- **DIRECTIONS**
Print every entry, word for word, and skip the images.

# INPUT RECORDS start

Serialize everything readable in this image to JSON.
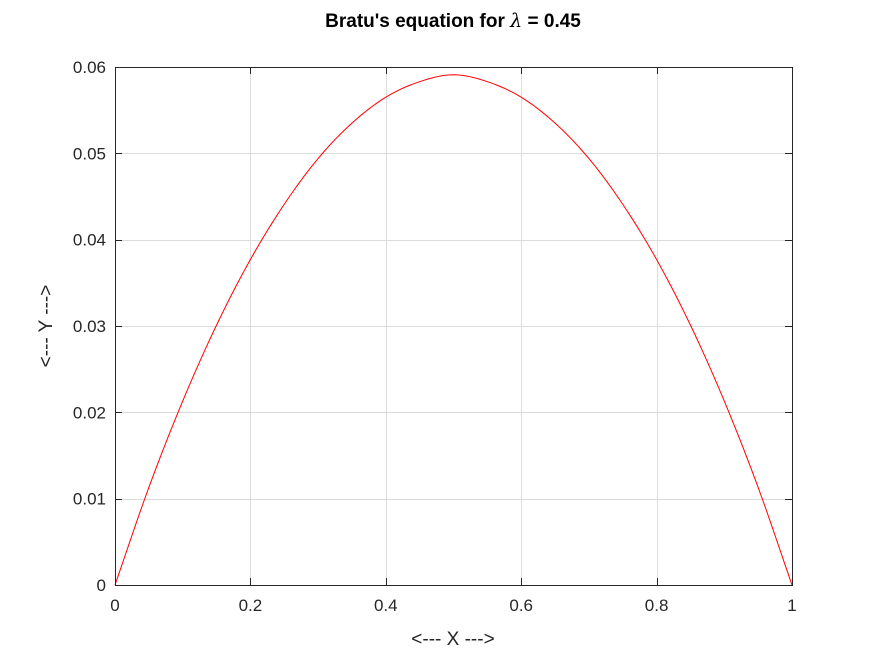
{
  "chart_data": {
    "type": "line",
    "title": {
      "prefix": "Bratu's equation for ",
      "symbol": "λ",
      "suffix": " = 0.45"
    },
    "xlabel": "<--- X --->",
    "ylabel": "<--- Y --->",
    "xlim": [
      0,
      1
    ],
    "ylim": [
      0,
      0.06
    ],
    "xticks": [
      0,
      0.2,
      0.4,
      0.6,
      0.8,
      1
    ],
    "xtick_labels": [
      "0",
      "0.2",
      "0.4",
      "0.6",
      "0.8",
      "1"
    ],
    "yticks": [
      0,
      0.01,
      0.02,
      0.03,
      0.04,
      0.05,
      0.06
    ],
    "ytick_labels": [
      "0",
      "0.01",
      "0.02",
      "0.03",
      "0.04",
      "0.05",
      "0.06"
    ],
    "grid": true,
    "box": true,
    "series": [
      {
        "color": "#ff0000",
        "x": [
          0,
          0.05,
          0.1,
          0.15,
          0.2,
          0.25,
          0.3,
          0.35,
          0.4,
          0.45,
          0.5,
          0.55,
          0.6,
          0.65,
          0.7,
          0.75,
          0.8,
          0.85,
          0.9,
          0.95,
          1
        ],
        "y": [
          0,
          0.0113,
          0.0213,
          0.0301,
          0.0377,
          0.0441,
          0.0494,
          0.0535,
          0.0565,
          0.0583,
          0.0591,
          0.0583,
          0.0565,
          0.0535,
          0.0494,
          0.0441,
          0.0377,
          0.0301,
          0.0213,
          0.0113,
          0
        ]
      }
    ]
  }
}
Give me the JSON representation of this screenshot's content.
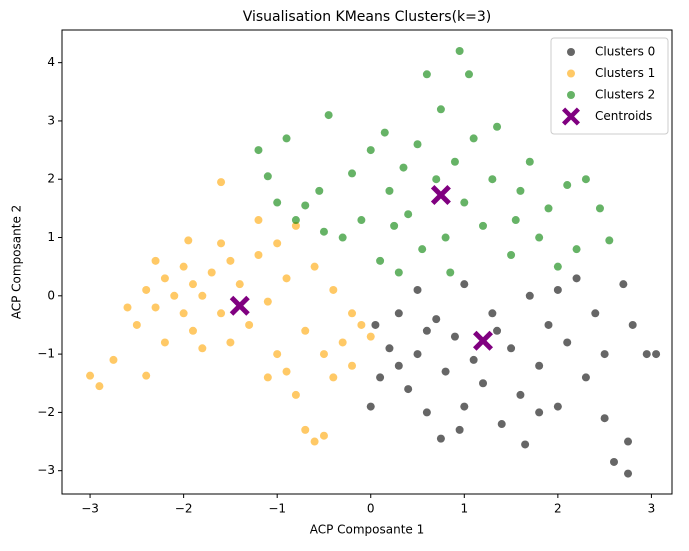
{
  "chart_data": {
    "type": "scatter",
    "title": "Visualisation KMeans Clusters(k=3)",
    "x_label": "ACP Composante 1",
    "y_label": "ACP Composante 2",
    "xlim": [
      -3.3,
      3.22
    ],
    "ylim": [
      -3.4,
      4.56
    ],
    "xticks": [
      {
        "value": -3,
        "label": "−3"
      },
      {
        "value": -2,
        "label": "−2"
      },
      {
        "value": -1,
        "label": "−1"
      },
      0,
      1,
      2,
      3
    ],
    "yticks": [
      {
        "value": -3,
        "label": "−3"
      },
      {
        "value": -2,
        "label": "−2"
      },
      {
        "value": -1,
        "label": "−1"
      },
      0,
      1,
      2,
      3,
      4
    ],
    "legend": "upper right",
    "series": [
      {
        "name": "Clusters 0",
        "color": "#000000",
        "alpha": 0.6,
        "marker": "o",
        "x": [
          0.0,
          0.05,
          0.1,
          0.2,
          0.3,
          0.4,
          0.5,
          0.5,
          0.6,
          0.7,
          0.75,
          0.8,
          0.9,
          0.95,
          1.0,
          1.1,
          1.2,
          1.3,
          1.4,
          1.5,
          1.6,
          1.65,
          1.7,
          1.8,
          1.9,
          2.0,
          2.1,
          2.2,
          2.3,
          2.4,
          2.5,
          2.5,
          2.6,
          2.7,
          2.75,
          2.75,
          2.8,
          2.95,
          3.05,
          1.35,
          0.3,
          0.6,
          1.0,
          2.0,
          1.8
        ],
        "y": [
          -1.9,
          -0.5,
          -1.4,
          -0.9,
          -0.3,
          -1.6,
          0.1,
          -1.0,
          -2.0,
          -0.4,
          -2.45,
          -1.3,
          -0.7,
          -2.3,
          0.2,
          -1.1,
          -1.5,
          -0.3,
          -2.2,
          -0.9,
          -1.7,
          -2.55,
          0.0,
          -1.2,
          -0.5,
          -1.9,
          -0.8,
          0.3,
          -1.4,
          -0.3,
          -2.1,
          -1.0,
          -2.85,
          0.2,
          -3.05,
          -2.5,
          -0.5,
          -1.0,
          -1.0,
          -0.6,
          -1.2,
          -0.6,
          -1.9,
          0.1,
          -2.0
        ]
      },
      {
        "name": "Clusters 1",
        "color": "#ffa500",
        "alpha": 0.6,
        "marker": "o",
        "x": [
          -3.0,
          -2.9,
          -2.75,
          -2.4,
          -2.5,
          -2.4,
          -2.3,
          -2.2,
          -2.1,
          -2.0,
          -2.0,
          -1.9,
          -1.9,
          -1.8,
          -1.8,
          -1.7,
          -1.6,
          -1.6,
          -1.5,
          -1.5,
          -1.4,
          -1.3,
          -1.2,
          -1.2,
          -1.1,
          -1.0,
          -1.0,
          -0.9,
          -0.9,
          -0.8,
          -0.8,
          -0.7,
          -0.7,
          -0.6,
          -0.6,
          -0.5,
          -0.5,
          -0.4,
          -0.4,
          -0.3,
          -0.2,
          -0.2,
          -0.1,
          0.0,
          -2.6,
          -2.2,
          -1.6,
          -2.3,
          -1.95,
          -1.1
        ],
        "y": [
          -1.37,
          -1.55,
          -1.1,
          -1.37,
          -0.5,
          0.1,
          -0.2,
          0.3,
          0.0,
          -0.3,
          0.5,
          0.2,
          -0.6,
          0.0,
          -0.9,
          0.4,
          -0.3,
          1.95,
          0.6,
          -0.8,
          0.2,
          -0.5,
          1.3,
          0.7,
          -0.1,
          -1.0,
          0.9,
          -1.3,
          0.3,
          -1.7,
          1.2,
          -0.6,
          -2.3,
          0.5,
          -2.5,
          -1.0,
          -2.4,
          0.1,
          -1.4,
          -0.8,
          -0.3,
          -1.2,
          -0.5,
          -0.7,
          -0.2,
          -0.8,
          0.9,
          0.6,
          0.95,
          -1.4
        ]
      },
      {
        "name": "Clusters 2",
        "color": "#008000",
        "alpha": 0.6,
        "marker": "o",
        "x": [
          -1.2,
          -1.1,
          -1.0,
          -0.9,
          -0.8,
          -0.7,
          -0.55,
          -0.5,
          -0.45,
          -0.3,
          -0.2,
          -0.1,
          0.0,
          0.1,
          0.15,
          0.2,
          0.3,
          0.35,
          0.4,
          0.5,
          0.55,
          0.6,
          0.7,
          0.75,
          0.8,
          0.85,
          0.9,
          0.95,
          1.0,
          1.05,
          1.1,
          1.2,
          1.3,
          1.35,
          1.5,
          1.6,
          1.7,
          1.8,
          1.9,
          2.0,
          2.1,
          2.2,
          2.3,
          2.45,
          2.55,
          0.25,
          1.55
        ],
        "y": [
          2.5,
          2.05,
          1.6,
          2.7,
          1.3,
          1.55,
          1.8,
          1.1,
          3.1,
          1.0,
          2.1,
          1.3,
          2.5,
          0.6,
          2.8,
          1.8,
          0.4,
          2.2,
          1.4,
          2.6,
          0.8,
          3.8,
          2.0,
          3.2,
          1.0,
          0.4,
          2.3,
          4.2,
          1.6,
          3.8,
          2.7,
          1.2,
          2.0,
          2.9,
          0.7,
          1.8,
          2.3,
          1.0,
          1.5,
          0.5,
          1.9,
          0.8,
          2.0,
          1.5,
          0.95,
          1.2,
          1.3
        ]
      },
      {
        "name": "Centroids",
        "color": "#800080",
        "alpha": 1,
        "marker": "X",
        "x": [
          -1.4,
          0.75,
          1.2
        ],
        "y": [
          -0.17,
          1.73,
          -0.77
        ]
      }
    ]
  }
}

# INPUT RECORDS end

- **EXERCISE RESULT**
Serialize everything readable in this image to JSON.
{
  "chart_data": {
    "type": "line",
    "title": {
      "prefix": "Bratu's equation for ",
      "symbol": "λ",
      "suffix": " = 0.45"
    },
    "xlabel": "<--- X --->",
    "ylabel": "<--- Y --->",
    "xlim": [
      0,
      1
    ],
    "ylim": [
      0,
      0.06
    ],
    "xticks": [
      0,
      0.2,
      0.4,
      0.6,
      0.8,
      1
    ],
    "xtick_labels": [
      "0",
      "0.2",
      "0.4",
      "0.6",
      "0.8",
      "1"
    ],
    "yticks": [
      0,
      0.01,
      0.02,
      0.03,
      0.04,
      0.05,
      0.06
    ],
    "ytick_labels": [
      "0",
      "0.01",
      "0.02",
      "0.03",
      "0.04",
      "0.05",
      "0.06"
    ],
    "grid": true,
    "box": true,
    "series": [
      {
        "color": "#ff0000",
        "x": [
          0,
          0.05,
          0.1,
          0.15,
          0.2,
          0.25,
          0.3,
          0.35,
          0.4,
          0.45,
          0.5,
          0.55,
          0.6,
          0.65,
          0.7,
          0.75,
          0.8,
          0.85,
          0.9,
          0.95,
          1
        ],
        "y": [
          0,
          0.0113,
          0.0213,
          0.0301,
          0.0377,
          0.0441,
          0.0494,
          0.0535,
          0.0565,
          0.0583,
          0.0591,
          0.0583,
          0.0565,
          0.0535,
          0.0494,
          0.0441,
          0.0377,
          0.0301,
          0.0213,
          0.0113,
          0
        ]
      }
    ]
  }
}
Give me the JSON representation of this screenshot's content.
{
  "chart_data": {
    "type": "scatter",
    "title": "Visualisation KMeans Clusters(k=3)",
    "x_label": "ACP Composante 1",
    "y_label": "ACP Composante 2",
    "xlim": [
      -3.3,
      3.22
    ],
    "ylim": [
      -3.4,
      4.56
    ],
    "xticks": [
      {
        "value": -3,
        "label": "−3"
      },
      {
        "value": -2,
        "label": "−2"
      },
      {
        "value": -1,
        "label": "−1"
      },
      0,
      1,
      2,
      3
    ],
    "yticks": [
      {
        "value": -3,
        "label": "−3"
      },
      {
        "value": -2,
        "label": "−2"
      },
      {
        "value": -1,
        "label": "−1"
      },
      0,
      1,
      2,
      3,
      4
    ],
    "legend": "upper right",
    "series": [
      {
        "name": "Clusters 0",
        "color": "#000000",
        "alpha": 0.6,
        "marker": "o",
        "x": [
          0.0,
          0.05,
          0.1,
          0.2,
          0.3,
          0.4,
          0.5,
          0.5,
          0.6,
          0.7,
          0.75,
          0.8,
          0.9,
          0.95,
          1.0,
          1.1,
          1.2,
          1.3,
          1.4,
          1.5,
          1.6,
          1.65,
          1.7,
          1.8,
          1.9,
          2.0,
          2.1,
          2.2,
          2.3,
          2.4,
          2.5,
          2.5,
          2.6,
          2.7,
          2.75,
          2.75,
          2.8,
          2.95,
          3.05,
          1.35,
          0.3,
          0.6,
          1.0,
          2.0,
          1.8
        ],
        "y": [
          -1.9,
          -0.5,
          -1.4,
          -0.9,
          -0.3,
          -1.6,
          0.1,
          -1.0,
          -2.0,
          -0.4,
          -2.45,
          -1.3,
          -0.7,
          -2.3,
          0.2,
          -1.1,
          -1.5,
          -0.3,
          -2.2,
          -0.9,
          -1.7,
          -2.55,
          0.0,
          -1.2,
          -0.5,
          -1.9,
          -0.8,
          0.3,
          -1.4,
          -0.3,
          -2.1,
          -1.0,
          -2.85,
          0.2,
          -3.05,
          -2.5,
          -0.5,
          -1.0,
          -1.0,
          -0.6,
          -1.2,
          -0.6,
          -1.9,
          0.1,
          -2.0
        ]
      },
      {
        "name": "Clusters 1",
        "color": "#ffa500",
        "alpha": 0.6,
        "marker": "o",
        "x": [
          -3.0,
          -2.9,
          -2.75,
          -2.4,
          -2.5,
          -2.4,
          -2.3,
          -2.2,
          -2.1,
          -2.0,
          -2.0,
          -1.9,
          -1.9,
          -1.8,
          -1.8,
          -1.7,
          -1.6,
          -1.6,
          -1.5,
          -1.5,
          -1.4,
          -1.3,
          -1.2,
          -1.2,
          -1.1,
          -1.0,
          -1.0,
          -0.9,
          -0.9,
          -0.8,
          -0.8,
          -0.7,
          -0.7,
          -0.6,
          -0.6,
          -0.5,
          -0.5,
          -0.4,
          -0.4,
          -0.3,
          -0.2,
          -0.2,
          -0.1,
          0.0,
          -2.6,
          -2.2,
          -1.6,
          -2.3,
          -1.95,
          -1.1
        ],
        "y": [
          -1.37,
          -1.55,
          -1.1,
          -1.37,
          -0.5,
          0.1,
          -0.2,
          0.3,
          0.0,
          -0.3,
          0.5,
          0.2,
          -0.6,
          0.0,
          -0.9,
          0.4,
          -0.3,
          1.95,
          0.6,
          -0.8,
          0.2,
          -0.5,
          1.3,
          0.7,
          -0.1,
          -1.0,
          0.9,
          -1.3,
          0.3,
          -1.7,
          1.2,
          -0.6,
          -2.3,
          0.5,
          -2.5,
          -1.0,
          -2.4,
          0.1,
          -1.4,
          -0.8,
          -0.3,
          -1.2,
          -0.5,
          -0.7,
          -0.2,
          -0.8,
          0.9,
          0.6,
          0.95,
          -1.4
        ]
      },
      {
        "name": "Clusters 2",
        "color": "#008000",
        "alpha": 0.6,
        "marker": "o",
        "x": [
          -1.2,
          -1.1,
          -1.0,
          -0.9,
          -0.8,
          -0.7,
          -0.55,
          -0.5,
          -0.45,
          -0.3,
          -0.2,
          -0.1,
          0.0,
          0.1,
          0.15,
          0.2,
          0.3,
          0.35,
          0.4,
          0.5,
          0.55,
          0.6,
          0.7,
          0.75,
          0.8,
          0.85,
          0.9,
          0.95,
          1.0,
          1.05,
          1.1,
          1.2,
          1.3,
          1.35,
          1.5,
          1.6,
          1.7,
          1.8,
          1.9,
          2.0,
          2.1,
          2.2,
          2.3,
          2.45,
          2.55,
          0.25,
          1.55
        ],
        "y": [
          2.5,
          2.05,
          1.6,
          2.7,
          1.3,
          1.55,
          1.8,
          1.1,
          3.1,
          1.0,
          2.1,
          1.3,
          2.5,
          0.6,
          2.8,
          1.8,
          0.4,
          2.2,
          1.4,
          2.6,
          0.8,
          3.8,
          2.0,
          3.2,
          1.0,
          0.4,
          2.3,
          4.2,
          1.6,
          3.8,
          2.7,
          1.2,
          2.0,
          2.9,
          0.7,
          1.8,
          2.3,
          1.0,
          1.5,
          0.5,
          1.9,
          0.8,
          2.0,
          1.5,
          0.95,
          1.2,
          1.3
        ]
      },
      {
        "name": "Centroids",
        "color": "#800080",
        "alpha": 1,
        "marker": "X",
        "x": [
          -1.4,
          0.75,
          1.2
        ],
        "y": [
          -0.17,
          1.73,
          -0.77
        ]
      }
    ]
  }
}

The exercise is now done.